Take the entries below and reproduce them word for word.

^^^^^^^^

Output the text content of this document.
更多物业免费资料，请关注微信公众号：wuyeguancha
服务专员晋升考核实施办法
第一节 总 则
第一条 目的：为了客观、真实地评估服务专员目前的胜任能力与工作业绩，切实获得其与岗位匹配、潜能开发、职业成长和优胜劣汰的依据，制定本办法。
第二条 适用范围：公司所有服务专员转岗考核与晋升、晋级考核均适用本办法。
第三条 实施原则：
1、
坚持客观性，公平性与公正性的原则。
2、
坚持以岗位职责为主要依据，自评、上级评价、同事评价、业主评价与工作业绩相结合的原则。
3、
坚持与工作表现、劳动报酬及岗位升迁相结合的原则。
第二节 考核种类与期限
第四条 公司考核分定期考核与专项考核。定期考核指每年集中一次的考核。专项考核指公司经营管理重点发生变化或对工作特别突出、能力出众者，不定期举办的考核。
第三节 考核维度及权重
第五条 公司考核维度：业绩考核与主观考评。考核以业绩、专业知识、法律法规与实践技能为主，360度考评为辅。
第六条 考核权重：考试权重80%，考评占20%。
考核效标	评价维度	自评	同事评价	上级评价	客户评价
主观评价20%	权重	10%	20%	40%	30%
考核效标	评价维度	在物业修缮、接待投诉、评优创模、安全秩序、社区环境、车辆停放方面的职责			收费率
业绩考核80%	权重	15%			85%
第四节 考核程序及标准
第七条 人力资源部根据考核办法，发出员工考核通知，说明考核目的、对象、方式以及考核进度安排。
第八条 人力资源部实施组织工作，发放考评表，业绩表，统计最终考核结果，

^^^^^^^^

• _Answer in full_
Output the text content of this document.
更多物业免费资料，请关注微信公众号：wuyeguancha
服务专员晋升考核实施办法
第一节 总 则
第一条 目的：为了客观、真实地评估服务专员目前的胜任能力与工作业绩，切实获得其与岗位匹配、潜能开发、职业成长和优胜劣汰的依据，制定本办法。
第二条 适用范围：公司所有服务专员转岗考核与晋升、晋级考核均适用本办法。
第三条 实施原则：
1、
坚持客观性，公平性与公正性的原则。
2、
坚持以岗位职责为主要依据，自评、上级评价、同事评价、业主评价与工作业绩相结合的原则。
3、
坚持与工作表现、劳动报酬及岗位升迁相结合的原则。
第二节 考核种类与期限
第四条 公司考核分定期考核与专项考核。定期考核指每年集中一次的考核。专项考核指公司经营管理重点发生变化或对工作特别突出、能力出众者，不定期举办的考核。
第三节 考核维度及权重
第五条 公司考核维度：业绩考核与主观考评。考核以业绩、专业知识、法律法规与实践技能为主，360度考评为辅。
第六条 考核权重：考试权重80%，考评占20%。
考核效标	评价维度	自评	同事评价	上级评价	客户评价
主观评价20%	权重	10%	20%	40%	30%
考核效标	评价维度	在物业修缮、接待投诉、评优创模、安全秩序、社区环境、车辆停放方面的职责			收费率
业绩考核80%	权重	15%			85%
第四节 考核程序及标准
第七条 人力资源部根据考核办法，发出员工考核通知，说明考核目的、对象、方式以及考核进度安排。
第八条 人力资源部实施组织工作，发放考评表，业绩表，统计最终考核结果，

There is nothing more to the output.